▶ [OBJECTIVE] Filter the records for lines holding the string "description".

═══

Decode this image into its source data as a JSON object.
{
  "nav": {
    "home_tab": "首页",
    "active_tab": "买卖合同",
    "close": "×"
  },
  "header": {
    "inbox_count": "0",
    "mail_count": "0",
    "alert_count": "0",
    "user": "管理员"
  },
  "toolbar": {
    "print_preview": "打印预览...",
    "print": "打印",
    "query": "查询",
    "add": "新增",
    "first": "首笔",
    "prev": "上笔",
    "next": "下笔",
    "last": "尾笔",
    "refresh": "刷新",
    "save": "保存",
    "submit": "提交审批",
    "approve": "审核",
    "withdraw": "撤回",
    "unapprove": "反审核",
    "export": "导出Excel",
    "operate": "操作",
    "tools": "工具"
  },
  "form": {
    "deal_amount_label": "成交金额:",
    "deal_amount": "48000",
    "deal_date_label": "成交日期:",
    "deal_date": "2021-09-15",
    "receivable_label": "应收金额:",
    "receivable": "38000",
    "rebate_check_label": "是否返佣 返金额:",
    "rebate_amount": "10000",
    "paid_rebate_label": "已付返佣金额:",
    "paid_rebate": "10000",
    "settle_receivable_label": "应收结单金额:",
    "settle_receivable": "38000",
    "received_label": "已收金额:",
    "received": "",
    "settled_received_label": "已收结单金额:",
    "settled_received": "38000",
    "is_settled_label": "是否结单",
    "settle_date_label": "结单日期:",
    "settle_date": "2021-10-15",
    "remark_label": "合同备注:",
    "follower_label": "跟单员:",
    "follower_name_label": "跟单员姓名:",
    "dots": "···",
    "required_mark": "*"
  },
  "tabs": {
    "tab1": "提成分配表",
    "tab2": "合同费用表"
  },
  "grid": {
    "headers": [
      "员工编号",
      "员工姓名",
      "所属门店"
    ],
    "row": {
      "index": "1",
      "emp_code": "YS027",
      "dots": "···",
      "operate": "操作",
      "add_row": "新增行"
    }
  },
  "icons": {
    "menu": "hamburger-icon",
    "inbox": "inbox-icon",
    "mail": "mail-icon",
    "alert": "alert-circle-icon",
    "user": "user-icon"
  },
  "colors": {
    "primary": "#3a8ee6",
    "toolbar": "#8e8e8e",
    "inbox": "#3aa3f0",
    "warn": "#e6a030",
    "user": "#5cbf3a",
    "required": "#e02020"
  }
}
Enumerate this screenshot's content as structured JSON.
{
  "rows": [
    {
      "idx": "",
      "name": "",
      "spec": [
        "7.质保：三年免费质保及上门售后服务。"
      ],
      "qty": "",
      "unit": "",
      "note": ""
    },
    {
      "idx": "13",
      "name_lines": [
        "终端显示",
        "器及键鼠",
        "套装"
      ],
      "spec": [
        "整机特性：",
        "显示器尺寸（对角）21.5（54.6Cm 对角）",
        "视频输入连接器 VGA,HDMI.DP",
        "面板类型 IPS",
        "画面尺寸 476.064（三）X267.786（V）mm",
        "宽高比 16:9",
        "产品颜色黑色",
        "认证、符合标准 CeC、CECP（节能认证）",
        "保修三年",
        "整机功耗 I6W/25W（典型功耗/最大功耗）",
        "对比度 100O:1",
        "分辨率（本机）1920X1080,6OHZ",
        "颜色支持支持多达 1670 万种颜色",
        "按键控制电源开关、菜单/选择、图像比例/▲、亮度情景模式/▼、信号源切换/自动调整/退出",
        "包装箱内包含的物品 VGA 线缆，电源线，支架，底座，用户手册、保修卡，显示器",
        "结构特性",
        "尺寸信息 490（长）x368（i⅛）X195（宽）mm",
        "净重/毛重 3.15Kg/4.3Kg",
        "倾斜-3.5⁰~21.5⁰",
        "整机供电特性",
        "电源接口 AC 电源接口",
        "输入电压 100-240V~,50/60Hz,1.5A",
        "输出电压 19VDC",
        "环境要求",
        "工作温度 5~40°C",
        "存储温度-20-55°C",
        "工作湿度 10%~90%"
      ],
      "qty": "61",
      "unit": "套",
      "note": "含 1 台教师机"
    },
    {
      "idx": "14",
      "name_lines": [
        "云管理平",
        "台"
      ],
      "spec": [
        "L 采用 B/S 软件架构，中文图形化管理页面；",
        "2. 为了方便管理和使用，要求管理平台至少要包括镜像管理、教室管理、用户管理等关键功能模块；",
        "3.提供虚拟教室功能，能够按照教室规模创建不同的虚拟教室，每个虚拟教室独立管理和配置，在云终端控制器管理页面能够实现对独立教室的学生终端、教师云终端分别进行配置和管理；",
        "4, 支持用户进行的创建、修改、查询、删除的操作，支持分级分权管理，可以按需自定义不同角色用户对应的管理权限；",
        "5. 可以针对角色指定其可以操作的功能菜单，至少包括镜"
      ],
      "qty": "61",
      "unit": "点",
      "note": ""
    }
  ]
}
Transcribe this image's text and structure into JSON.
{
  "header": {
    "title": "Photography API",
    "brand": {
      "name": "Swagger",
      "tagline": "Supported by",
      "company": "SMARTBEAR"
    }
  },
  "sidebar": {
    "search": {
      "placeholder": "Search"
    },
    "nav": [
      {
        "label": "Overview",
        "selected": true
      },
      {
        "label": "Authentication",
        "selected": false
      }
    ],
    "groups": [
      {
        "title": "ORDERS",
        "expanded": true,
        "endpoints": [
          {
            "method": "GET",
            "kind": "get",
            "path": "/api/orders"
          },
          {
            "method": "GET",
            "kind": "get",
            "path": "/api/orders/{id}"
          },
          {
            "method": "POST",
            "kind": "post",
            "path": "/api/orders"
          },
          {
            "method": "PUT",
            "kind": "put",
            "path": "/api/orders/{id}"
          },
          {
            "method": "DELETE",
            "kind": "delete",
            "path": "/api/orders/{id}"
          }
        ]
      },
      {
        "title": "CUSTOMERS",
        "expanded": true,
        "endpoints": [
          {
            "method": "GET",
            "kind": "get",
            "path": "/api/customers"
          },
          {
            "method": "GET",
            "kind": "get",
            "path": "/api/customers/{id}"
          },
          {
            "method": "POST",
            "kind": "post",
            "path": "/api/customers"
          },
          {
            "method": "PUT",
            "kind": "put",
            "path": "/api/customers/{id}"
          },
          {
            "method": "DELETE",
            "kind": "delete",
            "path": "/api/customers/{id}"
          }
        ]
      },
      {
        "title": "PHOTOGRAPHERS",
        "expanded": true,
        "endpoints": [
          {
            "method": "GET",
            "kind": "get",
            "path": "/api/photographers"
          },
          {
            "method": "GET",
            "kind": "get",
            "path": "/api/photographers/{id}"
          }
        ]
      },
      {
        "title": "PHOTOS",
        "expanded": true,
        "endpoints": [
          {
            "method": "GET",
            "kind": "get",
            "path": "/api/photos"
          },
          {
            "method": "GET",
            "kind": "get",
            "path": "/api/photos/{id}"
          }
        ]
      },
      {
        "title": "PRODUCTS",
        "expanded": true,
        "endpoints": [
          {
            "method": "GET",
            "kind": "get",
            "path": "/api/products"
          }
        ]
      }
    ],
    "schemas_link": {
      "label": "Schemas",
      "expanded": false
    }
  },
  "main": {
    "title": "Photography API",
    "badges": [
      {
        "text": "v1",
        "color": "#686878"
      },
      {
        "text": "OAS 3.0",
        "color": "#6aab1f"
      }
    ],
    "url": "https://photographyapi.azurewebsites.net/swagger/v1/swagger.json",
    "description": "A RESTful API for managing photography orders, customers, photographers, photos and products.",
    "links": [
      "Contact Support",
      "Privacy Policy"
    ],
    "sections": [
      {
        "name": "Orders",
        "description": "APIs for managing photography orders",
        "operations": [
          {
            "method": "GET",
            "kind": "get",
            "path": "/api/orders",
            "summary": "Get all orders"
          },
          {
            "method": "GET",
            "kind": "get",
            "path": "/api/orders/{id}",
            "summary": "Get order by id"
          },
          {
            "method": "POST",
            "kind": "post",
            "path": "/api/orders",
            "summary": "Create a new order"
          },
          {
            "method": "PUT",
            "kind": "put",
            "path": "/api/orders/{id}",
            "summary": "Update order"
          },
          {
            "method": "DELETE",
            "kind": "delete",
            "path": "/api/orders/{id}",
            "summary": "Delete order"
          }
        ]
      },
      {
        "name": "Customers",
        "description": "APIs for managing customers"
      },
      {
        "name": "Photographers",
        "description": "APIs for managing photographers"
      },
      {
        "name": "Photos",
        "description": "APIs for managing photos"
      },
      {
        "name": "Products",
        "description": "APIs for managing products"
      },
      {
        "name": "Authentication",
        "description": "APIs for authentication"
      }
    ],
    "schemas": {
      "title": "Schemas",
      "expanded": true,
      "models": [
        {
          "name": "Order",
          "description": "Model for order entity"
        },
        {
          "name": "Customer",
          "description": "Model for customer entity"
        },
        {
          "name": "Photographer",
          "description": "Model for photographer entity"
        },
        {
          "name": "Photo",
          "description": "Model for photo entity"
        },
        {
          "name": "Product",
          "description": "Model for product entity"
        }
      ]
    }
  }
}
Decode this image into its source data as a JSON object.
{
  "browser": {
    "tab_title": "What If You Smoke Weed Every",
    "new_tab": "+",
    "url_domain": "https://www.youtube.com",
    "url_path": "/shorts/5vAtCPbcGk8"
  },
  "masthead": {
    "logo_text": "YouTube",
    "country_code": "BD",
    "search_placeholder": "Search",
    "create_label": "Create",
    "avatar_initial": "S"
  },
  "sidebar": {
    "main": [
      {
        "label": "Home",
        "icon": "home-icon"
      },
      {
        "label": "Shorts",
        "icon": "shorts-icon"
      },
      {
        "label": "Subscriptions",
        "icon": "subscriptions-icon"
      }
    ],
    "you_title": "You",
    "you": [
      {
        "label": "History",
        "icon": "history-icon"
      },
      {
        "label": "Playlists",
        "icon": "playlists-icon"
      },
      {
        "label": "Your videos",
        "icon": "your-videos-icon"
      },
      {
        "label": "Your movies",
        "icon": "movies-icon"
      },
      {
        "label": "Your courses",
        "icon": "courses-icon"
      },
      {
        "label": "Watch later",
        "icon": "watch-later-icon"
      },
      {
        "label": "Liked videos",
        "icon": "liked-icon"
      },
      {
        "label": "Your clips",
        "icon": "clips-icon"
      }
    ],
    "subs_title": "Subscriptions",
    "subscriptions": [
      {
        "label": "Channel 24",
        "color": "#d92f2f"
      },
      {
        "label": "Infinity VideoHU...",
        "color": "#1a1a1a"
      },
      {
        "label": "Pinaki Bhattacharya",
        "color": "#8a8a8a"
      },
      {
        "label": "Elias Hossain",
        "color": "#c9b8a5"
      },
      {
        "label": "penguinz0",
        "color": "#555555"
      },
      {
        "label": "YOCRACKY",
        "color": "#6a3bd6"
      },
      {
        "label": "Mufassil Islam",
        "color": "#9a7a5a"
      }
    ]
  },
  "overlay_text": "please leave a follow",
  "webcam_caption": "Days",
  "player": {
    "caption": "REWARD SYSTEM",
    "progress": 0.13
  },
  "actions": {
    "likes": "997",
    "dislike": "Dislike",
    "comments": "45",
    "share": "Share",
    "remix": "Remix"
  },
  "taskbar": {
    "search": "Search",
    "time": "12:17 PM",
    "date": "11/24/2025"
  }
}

═══

▶ [WRITTEN SOLUTION]
    "description": "A RESTful API for managing photography orders, customers, photographers, photos and products.",
        "description": "APIs for managing photography orders",
        "description": "APIs for managing customers"
        "description": "APIs for managing photographers"
        "description": "APIs for managing photos"
        "description": "APIs for managing products"
        "description": "APIs for authentication"
          "description": "Model for order entity"
          "description": "Model for customer entity"
          "description": "Model for photographer entity"
          "description": "Model for photo entity"
          "description": "Model for product entity"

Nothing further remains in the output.